▶ **Set problem**
Copy every line of the following data that includes the string "大数据技术".
[start]
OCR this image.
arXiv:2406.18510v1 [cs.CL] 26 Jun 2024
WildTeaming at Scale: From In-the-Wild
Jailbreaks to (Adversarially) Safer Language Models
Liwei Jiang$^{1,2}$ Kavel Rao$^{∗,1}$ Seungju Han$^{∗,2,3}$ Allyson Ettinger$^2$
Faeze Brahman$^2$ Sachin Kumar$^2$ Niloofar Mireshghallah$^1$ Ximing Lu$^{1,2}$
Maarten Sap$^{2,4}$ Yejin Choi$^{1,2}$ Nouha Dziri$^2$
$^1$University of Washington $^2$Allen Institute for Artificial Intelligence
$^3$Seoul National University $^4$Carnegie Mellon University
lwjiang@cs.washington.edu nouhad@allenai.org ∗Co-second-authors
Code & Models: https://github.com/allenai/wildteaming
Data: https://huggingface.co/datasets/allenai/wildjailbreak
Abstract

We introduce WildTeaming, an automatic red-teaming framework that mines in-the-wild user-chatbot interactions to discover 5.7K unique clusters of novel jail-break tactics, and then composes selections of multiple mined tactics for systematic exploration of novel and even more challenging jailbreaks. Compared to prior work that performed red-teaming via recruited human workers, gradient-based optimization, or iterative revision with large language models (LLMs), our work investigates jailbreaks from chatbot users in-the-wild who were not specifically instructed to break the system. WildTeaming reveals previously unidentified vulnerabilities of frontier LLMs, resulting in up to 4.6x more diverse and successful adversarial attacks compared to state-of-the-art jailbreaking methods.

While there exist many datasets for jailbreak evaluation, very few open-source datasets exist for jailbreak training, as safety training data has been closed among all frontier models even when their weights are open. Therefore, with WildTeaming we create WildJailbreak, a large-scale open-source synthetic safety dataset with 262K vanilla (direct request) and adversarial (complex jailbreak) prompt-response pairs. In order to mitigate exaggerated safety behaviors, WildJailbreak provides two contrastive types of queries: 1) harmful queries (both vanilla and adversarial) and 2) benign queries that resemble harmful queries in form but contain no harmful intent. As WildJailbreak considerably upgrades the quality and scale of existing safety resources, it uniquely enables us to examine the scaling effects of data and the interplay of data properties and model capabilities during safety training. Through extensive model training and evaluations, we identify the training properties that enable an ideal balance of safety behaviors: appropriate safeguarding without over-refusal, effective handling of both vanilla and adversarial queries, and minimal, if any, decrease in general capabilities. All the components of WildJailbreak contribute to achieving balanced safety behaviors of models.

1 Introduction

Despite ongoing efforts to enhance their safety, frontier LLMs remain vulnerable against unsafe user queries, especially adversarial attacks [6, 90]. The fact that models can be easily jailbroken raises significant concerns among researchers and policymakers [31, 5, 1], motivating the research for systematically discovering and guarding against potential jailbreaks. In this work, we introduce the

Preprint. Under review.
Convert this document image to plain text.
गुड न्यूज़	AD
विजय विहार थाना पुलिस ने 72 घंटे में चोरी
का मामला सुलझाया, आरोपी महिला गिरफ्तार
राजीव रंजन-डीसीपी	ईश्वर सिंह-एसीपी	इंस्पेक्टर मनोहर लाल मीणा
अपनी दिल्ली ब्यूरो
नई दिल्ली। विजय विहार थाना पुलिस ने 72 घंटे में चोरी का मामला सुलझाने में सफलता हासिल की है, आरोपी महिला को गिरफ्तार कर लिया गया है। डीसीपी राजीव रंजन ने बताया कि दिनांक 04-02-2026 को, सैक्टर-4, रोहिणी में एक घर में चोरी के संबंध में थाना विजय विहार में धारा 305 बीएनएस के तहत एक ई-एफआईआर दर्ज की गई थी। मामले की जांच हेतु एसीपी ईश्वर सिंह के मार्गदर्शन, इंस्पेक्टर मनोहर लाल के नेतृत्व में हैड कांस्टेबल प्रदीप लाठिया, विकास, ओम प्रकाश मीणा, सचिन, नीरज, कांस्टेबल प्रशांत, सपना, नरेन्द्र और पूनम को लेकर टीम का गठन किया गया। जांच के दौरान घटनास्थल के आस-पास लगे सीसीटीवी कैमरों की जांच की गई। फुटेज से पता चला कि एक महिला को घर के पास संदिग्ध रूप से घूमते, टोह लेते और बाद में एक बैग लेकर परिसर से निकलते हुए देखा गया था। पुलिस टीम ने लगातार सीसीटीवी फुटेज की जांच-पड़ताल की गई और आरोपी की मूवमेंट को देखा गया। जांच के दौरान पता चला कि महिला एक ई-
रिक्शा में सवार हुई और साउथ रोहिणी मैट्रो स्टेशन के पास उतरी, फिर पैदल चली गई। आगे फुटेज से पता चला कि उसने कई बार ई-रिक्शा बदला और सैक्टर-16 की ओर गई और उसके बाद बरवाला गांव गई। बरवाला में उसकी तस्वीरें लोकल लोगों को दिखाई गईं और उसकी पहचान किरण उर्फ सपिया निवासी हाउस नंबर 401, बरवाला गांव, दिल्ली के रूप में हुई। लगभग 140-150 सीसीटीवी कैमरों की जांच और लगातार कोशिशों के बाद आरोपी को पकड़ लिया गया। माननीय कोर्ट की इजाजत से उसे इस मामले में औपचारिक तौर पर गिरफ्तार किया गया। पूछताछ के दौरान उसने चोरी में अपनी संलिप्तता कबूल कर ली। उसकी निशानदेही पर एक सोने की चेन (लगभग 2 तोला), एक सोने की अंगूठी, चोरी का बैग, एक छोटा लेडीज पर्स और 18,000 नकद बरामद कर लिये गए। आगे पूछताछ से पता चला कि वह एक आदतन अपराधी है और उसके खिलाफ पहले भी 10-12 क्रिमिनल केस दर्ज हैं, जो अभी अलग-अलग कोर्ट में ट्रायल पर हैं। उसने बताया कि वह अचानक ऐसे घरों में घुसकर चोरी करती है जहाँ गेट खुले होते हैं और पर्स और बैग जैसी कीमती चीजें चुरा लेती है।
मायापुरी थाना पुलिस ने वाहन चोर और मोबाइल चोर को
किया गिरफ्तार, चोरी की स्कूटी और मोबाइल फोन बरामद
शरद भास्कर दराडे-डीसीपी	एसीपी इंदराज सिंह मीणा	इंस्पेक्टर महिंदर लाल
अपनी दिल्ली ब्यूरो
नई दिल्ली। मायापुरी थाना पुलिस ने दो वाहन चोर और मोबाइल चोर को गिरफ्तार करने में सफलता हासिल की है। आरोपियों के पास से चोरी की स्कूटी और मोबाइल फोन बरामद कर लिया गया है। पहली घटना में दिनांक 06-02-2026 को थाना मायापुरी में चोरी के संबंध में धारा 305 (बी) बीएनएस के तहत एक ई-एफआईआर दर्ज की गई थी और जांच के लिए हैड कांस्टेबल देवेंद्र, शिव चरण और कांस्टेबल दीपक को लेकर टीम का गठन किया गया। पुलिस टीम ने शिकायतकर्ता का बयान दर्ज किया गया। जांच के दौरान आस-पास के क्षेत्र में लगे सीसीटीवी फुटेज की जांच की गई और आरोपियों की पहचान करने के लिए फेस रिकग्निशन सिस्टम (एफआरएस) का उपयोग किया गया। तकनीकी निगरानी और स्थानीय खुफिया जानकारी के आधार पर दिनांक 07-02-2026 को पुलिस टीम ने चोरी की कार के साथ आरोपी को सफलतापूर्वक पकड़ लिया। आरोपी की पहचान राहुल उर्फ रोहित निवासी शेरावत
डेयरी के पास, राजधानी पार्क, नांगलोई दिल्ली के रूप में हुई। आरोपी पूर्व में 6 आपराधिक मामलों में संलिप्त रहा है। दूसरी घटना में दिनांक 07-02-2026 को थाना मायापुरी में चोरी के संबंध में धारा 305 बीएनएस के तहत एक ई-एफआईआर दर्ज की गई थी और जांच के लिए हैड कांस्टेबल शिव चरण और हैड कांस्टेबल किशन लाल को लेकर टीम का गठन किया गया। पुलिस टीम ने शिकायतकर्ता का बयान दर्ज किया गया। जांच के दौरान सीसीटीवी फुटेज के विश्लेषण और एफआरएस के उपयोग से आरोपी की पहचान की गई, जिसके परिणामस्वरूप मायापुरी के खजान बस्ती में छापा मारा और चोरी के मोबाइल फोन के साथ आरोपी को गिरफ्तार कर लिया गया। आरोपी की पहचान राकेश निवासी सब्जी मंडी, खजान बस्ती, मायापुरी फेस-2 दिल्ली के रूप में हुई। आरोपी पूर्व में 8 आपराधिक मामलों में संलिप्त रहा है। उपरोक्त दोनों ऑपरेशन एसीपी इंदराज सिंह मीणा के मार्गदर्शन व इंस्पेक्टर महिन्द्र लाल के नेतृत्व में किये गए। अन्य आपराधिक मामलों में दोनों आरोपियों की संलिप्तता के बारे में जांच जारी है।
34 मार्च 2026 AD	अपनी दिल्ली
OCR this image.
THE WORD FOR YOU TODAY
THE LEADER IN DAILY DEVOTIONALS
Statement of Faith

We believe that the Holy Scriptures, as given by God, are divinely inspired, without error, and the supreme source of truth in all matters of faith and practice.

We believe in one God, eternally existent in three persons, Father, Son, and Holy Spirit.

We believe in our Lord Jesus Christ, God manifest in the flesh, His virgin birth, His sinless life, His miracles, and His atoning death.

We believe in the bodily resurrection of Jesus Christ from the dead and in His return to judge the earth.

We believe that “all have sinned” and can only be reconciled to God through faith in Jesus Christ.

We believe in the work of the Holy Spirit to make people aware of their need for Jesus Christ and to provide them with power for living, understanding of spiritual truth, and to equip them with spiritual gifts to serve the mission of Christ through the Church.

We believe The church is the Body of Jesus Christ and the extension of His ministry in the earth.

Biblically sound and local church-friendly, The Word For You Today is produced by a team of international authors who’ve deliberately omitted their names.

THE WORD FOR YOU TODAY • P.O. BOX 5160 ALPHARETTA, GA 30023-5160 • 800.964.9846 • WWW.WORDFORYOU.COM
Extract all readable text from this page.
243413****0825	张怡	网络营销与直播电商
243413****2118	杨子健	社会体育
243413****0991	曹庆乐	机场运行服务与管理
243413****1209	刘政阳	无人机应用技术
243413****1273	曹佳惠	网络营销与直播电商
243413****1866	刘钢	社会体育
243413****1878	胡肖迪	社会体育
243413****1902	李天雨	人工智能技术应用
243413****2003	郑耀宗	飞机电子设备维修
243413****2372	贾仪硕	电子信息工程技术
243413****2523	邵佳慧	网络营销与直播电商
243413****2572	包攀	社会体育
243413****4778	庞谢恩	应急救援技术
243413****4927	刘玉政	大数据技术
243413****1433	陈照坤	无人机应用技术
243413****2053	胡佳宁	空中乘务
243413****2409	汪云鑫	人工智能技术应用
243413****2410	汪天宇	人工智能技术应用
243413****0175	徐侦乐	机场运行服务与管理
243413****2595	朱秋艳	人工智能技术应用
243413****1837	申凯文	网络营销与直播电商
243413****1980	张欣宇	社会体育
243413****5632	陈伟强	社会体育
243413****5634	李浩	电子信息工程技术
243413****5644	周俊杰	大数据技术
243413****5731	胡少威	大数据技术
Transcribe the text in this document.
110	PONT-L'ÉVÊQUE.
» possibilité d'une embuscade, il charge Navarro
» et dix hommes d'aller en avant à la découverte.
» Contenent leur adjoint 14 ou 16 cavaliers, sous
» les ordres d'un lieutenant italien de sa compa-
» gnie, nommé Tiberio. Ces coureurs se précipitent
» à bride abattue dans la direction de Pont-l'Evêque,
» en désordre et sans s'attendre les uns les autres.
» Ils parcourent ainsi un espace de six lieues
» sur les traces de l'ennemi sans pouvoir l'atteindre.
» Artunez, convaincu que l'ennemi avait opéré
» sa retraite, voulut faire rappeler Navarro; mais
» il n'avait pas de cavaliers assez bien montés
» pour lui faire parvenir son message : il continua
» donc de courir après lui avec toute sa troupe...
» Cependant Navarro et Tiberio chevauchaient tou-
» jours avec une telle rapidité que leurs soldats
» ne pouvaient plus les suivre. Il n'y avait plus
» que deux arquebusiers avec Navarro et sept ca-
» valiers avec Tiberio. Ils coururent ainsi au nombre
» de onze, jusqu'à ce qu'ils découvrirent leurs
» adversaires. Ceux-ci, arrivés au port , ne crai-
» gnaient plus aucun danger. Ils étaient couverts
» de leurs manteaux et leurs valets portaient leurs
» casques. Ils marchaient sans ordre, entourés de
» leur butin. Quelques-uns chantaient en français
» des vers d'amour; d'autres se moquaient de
[end]
▶ **Solution below**
243413****4927	刘玉政	大数据技术
243413****5644	周俊杰	大数据技术
243413****5731	胡少威	大数据技术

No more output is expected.